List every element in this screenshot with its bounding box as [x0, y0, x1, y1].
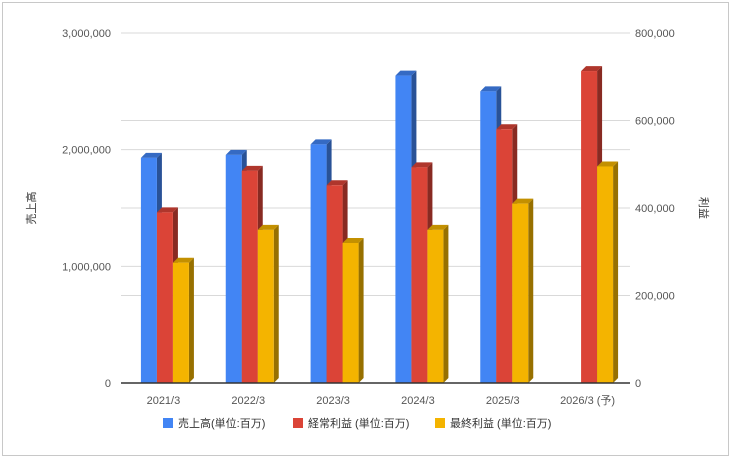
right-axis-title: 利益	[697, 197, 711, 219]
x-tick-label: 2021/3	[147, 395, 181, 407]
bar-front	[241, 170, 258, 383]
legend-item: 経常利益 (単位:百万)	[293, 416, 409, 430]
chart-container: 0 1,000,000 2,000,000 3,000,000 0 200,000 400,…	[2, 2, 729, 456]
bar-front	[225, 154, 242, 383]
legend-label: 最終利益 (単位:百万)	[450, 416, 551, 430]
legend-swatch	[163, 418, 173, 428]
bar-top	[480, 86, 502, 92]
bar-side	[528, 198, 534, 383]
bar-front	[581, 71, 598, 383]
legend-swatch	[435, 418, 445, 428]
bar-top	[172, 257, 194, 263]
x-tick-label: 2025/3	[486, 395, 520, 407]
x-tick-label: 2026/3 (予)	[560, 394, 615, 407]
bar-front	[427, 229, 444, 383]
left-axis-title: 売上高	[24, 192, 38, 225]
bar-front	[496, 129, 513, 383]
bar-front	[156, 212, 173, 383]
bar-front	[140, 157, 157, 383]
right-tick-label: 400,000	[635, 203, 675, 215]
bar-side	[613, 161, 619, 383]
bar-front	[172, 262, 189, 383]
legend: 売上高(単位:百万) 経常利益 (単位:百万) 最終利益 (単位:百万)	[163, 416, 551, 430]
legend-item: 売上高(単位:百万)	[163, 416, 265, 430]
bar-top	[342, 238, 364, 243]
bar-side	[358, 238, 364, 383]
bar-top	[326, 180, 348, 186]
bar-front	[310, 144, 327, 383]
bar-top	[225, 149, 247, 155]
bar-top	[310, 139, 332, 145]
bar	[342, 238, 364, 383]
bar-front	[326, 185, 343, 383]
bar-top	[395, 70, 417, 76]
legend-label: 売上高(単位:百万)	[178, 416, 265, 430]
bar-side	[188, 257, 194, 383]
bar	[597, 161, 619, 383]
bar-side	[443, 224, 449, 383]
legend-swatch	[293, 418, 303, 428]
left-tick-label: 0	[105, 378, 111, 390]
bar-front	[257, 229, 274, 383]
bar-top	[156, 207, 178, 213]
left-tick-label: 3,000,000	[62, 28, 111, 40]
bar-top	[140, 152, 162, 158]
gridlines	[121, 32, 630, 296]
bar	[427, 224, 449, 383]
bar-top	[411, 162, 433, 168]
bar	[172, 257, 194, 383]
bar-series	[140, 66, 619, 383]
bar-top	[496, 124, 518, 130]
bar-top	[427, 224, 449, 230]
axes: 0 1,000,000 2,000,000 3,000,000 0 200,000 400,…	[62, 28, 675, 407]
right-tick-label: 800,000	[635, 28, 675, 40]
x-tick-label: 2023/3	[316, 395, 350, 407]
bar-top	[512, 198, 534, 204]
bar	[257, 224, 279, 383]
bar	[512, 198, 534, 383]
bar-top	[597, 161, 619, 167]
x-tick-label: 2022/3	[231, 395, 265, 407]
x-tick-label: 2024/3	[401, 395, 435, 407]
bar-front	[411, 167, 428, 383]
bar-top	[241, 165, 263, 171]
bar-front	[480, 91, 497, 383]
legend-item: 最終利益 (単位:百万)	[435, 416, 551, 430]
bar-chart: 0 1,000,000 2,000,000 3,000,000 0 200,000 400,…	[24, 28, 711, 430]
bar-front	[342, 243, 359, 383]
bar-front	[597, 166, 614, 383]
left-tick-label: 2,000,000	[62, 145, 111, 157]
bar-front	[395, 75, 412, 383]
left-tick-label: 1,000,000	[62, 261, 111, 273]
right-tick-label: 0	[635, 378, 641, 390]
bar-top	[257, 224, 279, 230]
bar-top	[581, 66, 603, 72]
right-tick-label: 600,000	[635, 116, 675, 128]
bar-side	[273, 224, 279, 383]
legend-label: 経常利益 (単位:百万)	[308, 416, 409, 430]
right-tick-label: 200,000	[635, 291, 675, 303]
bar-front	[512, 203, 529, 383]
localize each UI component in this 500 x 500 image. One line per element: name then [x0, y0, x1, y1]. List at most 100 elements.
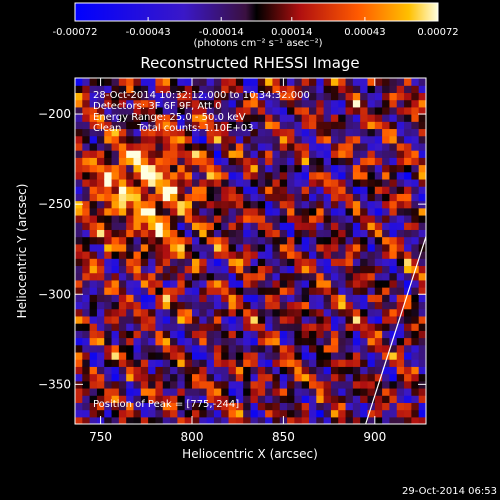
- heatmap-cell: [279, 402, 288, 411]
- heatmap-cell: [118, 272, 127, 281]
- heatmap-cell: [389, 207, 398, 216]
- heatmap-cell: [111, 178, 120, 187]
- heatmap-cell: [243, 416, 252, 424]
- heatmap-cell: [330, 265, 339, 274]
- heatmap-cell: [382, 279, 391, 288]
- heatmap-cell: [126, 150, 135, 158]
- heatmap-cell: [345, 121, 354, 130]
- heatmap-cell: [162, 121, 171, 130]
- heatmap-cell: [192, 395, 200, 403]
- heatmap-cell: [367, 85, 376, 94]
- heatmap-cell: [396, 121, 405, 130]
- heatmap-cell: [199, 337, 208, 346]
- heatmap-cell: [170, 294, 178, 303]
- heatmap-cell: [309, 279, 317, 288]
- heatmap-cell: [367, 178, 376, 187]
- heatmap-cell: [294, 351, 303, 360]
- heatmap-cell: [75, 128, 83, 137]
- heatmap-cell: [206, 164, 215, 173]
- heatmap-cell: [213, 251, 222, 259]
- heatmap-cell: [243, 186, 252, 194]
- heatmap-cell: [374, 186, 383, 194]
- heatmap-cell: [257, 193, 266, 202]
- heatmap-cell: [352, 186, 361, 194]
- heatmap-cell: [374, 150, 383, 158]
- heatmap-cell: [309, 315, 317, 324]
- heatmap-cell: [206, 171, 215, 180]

####

## INSTRUCTIONS TO FOLLOW
Put the lines of the material into a Markdown table with the columns No. and Entry, numbering each row and omitting blank lines. Include only the lines starting with the line that contains "- heatmap-cell: [279, 402, 288, 411]" and going on through the line that contains "- heatmap-cell: [367, 85, 376, 94]".

## REPLY
| No. | Entry |
|---|---|
| 1 | - heatmap-cell: [279, 402, 288, 411] |
| 2 | - heatmap-cell: [118, 272, 127, 281] |
| 3 | - heatmap-cell: [389, 207, 398, 216] |
| 4 | - heatmap-cell: [111, 178, 120, 187] |
| 5 | - heatmap-cell: [243, 416, 252, 424] |
| 6 | - heatmap-cell: [330, 265, 339, 274] |
| 7 | - heatmap-cell: [382, 279, 391, 288] |
| 8 | - heatmap-cell: [126, 150, 135, 158] |
| 9 | - heatmap-cell: [345, 121, 354, 130] |
| 10 | - heatmap-cell: [162, 121, 171, 130] |
| 11 | - heatmap-cell: [192, 395, 200, 403] |
| 12 | - heatmap-cell: [367, 85, 376, 94] |